Required task
Give the number of lines in the records below that include "zugeteilt". Reply with that number alone.

-- Start Data supplied --

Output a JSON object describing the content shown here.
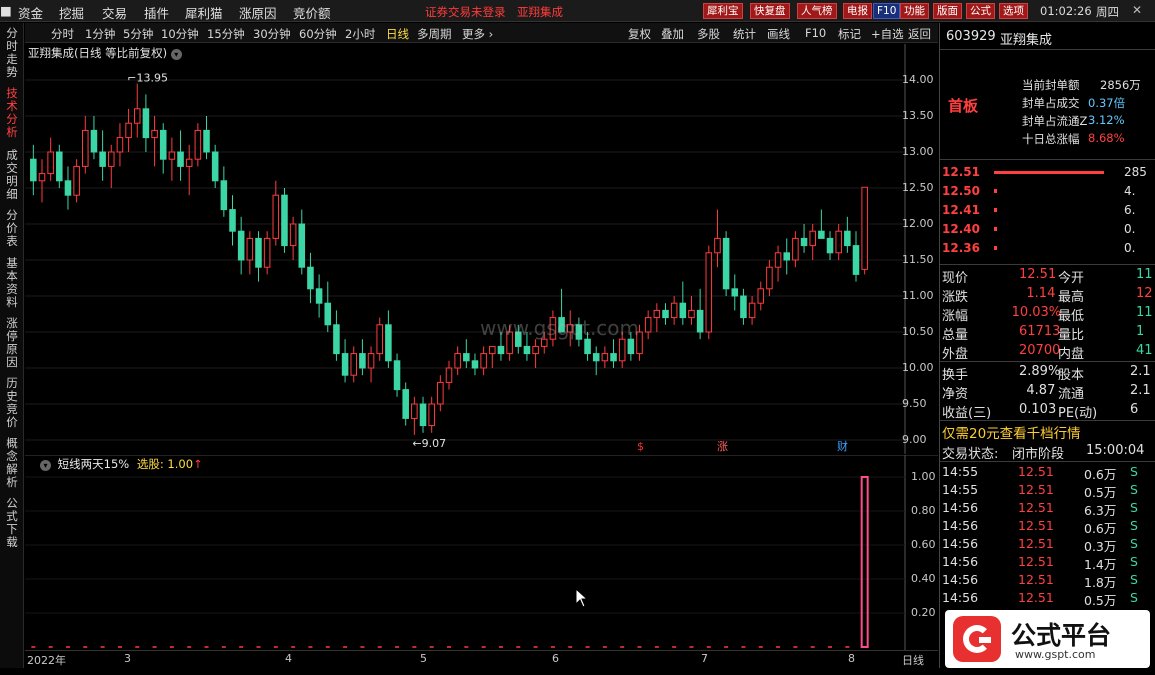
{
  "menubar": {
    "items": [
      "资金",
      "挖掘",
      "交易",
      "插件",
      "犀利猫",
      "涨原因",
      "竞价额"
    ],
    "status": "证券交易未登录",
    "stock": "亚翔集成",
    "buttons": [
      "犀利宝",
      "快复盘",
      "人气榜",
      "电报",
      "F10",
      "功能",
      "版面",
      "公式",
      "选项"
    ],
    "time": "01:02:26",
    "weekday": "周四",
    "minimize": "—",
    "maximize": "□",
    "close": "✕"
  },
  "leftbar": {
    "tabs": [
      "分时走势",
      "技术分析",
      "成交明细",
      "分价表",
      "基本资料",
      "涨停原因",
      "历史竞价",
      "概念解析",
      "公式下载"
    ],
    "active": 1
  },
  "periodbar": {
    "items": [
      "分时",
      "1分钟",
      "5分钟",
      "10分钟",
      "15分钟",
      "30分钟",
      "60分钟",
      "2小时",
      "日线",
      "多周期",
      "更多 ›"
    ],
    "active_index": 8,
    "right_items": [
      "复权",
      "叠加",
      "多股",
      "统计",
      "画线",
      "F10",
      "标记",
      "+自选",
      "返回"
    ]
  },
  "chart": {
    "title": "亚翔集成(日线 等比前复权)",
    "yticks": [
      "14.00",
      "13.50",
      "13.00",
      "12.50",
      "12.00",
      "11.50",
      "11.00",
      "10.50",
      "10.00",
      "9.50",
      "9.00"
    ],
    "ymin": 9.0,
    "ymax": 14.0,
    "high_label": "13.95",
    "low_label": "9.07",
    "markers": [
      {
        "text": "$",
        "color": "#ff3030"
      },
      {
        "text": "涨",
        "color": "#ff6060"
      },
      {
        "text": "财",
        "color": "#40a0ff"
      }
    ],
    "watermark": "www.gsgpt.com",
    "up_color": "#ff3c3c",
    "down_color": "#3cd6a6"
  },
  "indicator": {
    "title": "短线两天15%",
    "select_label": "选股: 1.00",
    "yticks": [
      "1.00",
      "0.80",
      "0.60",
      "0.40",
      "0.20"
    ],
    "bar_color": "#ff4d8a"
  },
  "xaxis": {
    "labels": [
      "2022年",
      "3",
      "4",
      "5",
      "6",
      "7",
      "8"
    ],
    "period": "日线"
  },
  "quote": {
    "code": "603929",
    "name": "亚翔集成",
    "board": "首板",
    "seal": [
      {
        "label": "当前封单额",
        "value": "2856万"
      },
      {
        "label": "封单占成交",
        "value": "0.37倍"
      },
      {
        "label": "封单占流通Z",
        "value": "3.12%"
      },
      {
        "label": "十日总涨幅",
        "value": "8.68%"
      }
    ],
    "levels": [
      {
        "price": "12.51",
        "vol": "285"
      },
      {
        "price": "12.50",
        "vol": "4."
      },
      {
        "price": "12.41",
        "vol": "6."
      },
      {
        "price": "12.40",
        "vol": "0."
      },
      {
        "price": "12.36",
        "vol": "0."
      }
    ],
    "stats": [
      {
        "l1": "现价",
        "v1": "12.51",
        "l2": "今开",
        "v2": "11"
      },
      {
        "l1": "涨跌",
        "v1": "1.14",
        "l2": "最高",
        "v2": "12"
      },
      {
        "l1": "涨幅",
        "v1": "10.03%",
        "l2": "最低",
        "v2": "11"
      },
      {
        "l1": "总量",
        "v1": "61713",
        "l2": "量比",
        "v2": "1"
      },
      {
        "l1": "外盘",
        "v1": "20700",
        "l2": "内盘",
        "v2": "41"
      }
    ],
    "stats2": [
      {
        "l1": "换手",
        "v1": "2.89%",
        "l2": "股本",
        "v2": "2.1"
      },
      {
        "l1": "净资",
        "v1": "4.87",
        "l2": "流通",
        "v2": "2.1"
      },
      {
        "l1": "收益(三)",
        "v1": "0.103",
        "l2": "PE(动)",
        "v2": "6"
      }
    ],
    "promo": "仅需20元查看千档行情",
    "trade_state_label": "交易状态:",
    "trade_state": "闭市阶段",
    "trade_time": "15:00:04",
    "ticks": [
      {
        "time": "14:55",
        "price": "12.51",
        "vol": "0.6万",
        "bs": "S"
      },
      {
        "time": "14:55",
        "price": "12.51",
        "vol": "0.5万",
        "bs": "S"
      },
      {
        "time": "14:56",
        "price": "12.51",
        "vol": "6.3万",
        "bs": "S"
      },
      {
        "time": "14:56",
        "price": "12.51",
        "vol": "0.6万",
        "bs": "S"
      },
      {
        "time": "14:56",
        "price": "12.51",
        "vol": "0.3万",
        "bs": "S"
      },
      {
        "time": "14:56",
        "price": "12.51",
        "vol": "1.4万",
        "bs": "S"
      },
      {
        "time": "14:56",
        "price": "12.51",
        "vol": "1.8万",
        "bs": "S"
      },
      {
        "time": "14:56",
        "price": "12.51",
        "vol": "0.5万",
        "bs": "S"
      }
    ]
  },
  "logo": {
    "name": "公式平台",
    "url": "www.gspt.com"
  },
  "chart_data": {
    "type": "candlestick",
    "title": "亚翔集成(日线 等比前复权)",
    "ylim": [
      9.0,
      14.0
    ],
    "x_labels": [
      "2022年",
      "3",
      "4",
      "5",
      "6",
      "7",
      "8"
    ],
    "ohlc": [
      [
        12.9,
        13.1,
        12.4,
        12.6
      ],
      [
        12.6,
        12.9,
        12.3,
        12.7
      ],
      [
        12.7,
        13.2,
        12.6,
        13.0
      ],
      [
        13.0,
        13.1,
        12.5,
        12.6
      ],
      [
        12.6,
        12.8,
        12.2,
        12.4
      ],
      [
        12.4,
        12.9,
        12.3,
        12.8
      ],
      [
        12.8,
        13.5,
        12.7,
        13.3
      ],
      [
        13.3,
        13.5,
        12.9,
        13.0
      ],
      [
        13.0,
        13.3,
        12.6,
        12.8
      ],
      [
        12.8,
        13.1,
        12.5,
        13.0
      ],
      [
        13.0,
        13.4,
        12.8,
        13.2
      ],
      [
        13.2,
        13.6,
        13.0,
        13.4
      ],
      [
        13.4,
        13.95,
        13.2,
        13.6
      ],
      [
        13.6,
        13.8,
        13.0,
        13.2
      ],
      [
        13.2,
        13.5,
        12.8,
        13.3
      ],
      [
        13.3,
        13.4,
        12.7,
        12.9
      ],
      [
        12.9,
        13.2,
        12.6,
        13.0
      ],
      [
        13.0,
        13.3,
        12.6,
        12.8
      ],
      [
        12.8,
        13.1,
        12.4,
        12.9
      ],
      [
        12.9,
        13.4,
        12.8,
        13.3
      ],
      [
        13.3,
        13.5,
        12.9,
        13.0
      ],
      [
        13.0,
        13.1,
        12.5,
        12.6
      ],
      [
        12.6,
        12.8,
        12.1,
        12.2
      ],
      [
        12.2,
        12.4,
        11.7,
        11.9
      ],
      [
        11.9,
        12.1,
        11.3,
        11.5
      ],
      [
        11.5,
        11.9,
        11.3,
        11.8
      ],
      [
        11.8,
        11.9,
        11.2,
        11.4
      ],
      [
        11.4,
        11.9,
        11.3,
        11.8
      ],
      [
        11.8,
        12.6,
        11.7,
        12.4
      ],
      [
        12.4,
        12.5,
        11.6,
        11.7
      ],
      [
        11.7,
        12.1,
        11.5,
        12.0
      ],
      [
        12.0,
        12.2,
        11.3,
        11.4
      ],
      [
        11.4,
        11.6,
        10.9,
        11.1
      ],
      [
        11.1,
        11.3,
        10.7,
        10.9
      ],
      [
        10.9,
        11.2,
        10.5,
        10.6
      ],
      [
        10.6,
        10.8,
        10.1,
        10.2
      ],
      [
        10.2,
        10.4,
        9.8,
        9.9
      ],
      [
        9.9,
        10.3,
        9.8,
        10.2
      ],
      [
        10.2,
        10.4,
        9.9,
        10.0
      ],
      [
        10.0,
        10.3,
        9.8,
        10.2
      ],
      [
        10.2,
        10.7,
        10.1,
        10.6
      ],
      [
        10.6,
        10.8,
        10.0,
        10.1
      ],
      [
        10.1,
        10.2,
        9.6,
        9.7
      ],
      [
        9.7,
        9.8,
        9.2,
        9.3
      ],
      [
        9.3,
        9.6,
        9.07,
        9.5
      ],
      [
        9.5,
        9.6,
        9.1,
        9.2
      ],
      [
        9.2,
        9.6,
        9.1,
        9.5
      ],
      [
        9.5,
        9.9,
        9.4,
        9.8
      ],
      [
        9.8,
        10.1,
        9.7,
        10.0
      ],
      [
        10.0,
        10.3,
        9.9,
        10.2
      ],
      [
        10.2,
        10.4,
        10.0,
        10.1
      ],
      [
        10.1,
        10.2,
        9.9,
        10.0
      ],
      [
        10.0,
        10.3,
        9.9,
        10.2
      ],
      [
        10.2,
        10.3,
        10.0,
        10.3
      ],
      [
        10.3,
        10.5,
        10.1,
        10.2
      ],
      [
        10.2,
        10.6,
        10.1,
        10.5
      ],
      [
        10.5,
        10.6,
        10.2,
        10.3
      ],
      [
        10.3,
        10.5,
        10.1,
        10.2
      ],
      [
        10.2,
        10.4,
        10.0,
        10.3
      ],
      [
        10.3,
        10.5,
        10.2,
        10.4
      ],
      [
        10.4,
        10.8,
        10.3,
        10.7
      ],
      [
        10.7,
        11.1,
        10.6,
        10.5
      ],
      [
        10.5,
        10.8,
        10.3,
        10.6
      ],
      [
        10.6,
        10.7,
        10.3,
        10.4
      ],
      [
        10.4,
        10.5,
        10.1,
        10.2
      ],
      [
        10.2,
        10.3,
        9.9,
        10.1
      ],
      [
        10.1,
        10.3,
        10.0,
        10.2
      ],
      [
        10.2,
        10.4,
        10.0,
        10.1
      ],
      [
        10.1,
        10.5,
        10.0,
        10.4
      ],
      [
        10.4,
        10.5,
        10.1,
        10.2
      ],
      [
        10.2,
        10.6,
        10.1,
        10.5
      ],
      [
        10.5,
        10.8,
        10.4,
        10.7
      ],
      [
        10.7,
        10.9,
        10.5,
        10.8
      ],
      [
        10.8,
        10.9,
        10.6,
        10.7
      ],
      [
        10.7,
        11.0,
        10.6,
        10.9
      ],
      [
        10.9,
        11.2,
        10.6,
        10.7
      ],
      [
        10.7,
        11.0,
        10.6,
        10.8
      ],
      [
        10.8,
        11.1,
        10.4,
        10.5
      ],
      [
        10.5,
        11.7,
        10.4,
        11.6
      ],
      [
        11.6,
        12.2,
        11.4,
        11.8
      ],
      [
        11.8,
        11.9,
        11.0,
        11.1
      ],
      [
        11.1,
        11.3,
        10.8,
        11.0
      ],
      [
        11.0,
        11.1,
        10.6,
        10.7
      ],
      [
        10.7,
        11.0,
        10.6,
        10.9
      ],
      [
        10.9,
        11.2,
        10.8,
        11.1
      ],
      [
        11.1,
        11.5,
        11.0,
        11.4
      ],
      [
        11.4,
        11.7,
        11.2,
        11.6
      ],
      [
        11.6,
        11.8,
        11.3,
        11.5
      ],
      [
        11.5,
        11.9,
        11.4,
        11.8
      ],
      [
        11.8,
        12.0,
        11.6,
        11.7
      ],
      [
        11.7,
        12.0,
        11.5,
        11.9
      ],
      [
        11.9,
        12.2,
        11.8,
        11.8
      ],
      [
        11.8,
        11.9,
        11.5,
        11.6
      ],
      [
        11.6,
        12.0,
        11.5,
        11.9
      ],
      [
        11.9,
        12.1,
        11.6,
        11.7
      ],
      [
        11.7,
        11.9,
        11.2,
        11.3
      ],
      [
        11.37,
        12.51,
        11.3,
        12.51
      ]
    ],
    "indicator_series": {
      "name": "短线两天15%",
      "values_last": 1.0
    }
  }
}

-- End Data supplied --
-- Start Data supplied --

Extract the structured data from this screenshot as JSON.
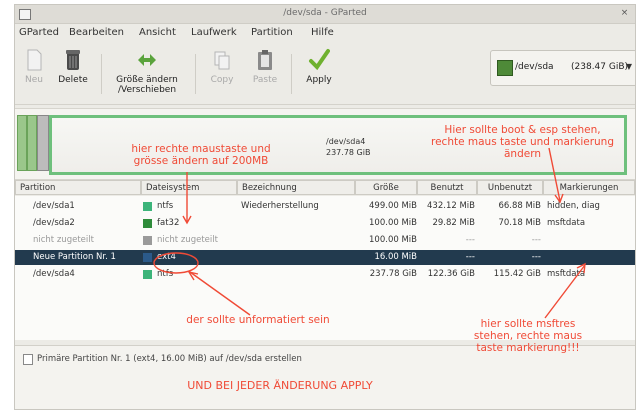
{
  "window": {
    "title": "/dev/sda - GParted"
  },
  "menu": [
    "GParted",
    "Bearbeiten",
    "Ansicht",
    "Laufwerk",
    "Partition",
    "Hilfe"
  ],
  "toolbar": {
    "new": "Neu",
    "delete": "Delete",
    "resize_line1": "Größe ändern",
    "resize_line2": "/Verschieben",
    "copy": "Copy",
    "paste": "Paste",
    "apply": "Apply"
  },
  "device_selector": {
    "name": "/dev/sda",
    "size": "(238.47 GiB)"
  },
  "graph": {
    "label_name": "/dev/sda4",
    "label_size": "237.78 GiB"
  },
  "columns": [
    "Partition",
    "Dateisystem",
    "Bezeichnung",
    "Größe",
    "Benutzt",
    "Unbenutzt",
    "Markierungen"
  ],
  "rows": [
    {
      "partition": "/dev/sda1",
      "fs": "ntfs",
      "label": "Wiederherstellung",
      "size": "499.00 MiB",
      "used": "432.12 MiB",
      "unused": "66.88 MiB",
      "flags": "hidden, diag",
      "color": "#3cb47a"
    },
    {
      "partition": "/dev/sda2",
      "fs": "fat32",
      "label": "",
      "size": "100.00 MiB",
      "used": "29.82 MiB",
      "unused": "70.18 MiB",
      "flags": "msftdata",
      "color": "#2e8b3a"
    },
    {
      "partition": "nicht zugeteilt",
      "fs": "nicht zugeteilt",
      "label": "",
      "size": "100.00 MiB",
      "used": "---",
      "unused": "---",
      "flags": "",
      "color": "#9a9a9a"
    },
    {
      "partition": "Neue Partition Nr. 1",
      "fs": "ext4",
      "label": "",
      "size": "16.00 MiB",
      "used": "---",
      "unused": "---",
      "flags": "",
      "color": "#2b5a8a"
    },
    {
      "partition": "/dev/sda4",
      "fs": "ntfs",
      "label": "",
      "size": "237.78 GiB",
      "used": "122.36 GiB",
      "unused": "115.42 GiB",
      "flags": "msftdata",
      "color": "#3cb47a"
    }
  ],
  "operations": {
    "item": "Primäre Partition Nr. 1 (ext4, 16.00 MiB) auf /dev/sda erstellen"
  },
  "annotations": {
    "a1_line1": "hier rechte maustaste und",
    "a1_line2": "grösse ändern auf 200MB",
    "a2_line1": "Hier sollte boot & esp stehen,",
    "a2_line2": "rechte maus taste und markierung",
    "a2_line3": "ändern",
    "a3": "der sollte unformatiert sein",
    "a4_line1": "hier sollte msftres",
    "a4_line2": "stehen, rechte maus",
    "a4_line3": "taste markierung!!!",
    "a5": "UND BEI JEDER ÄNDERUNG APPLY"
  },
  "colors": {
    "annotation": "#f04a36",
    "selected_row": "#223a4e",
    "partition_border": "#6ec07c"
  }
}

-- End Data supplied --

Exercise response
2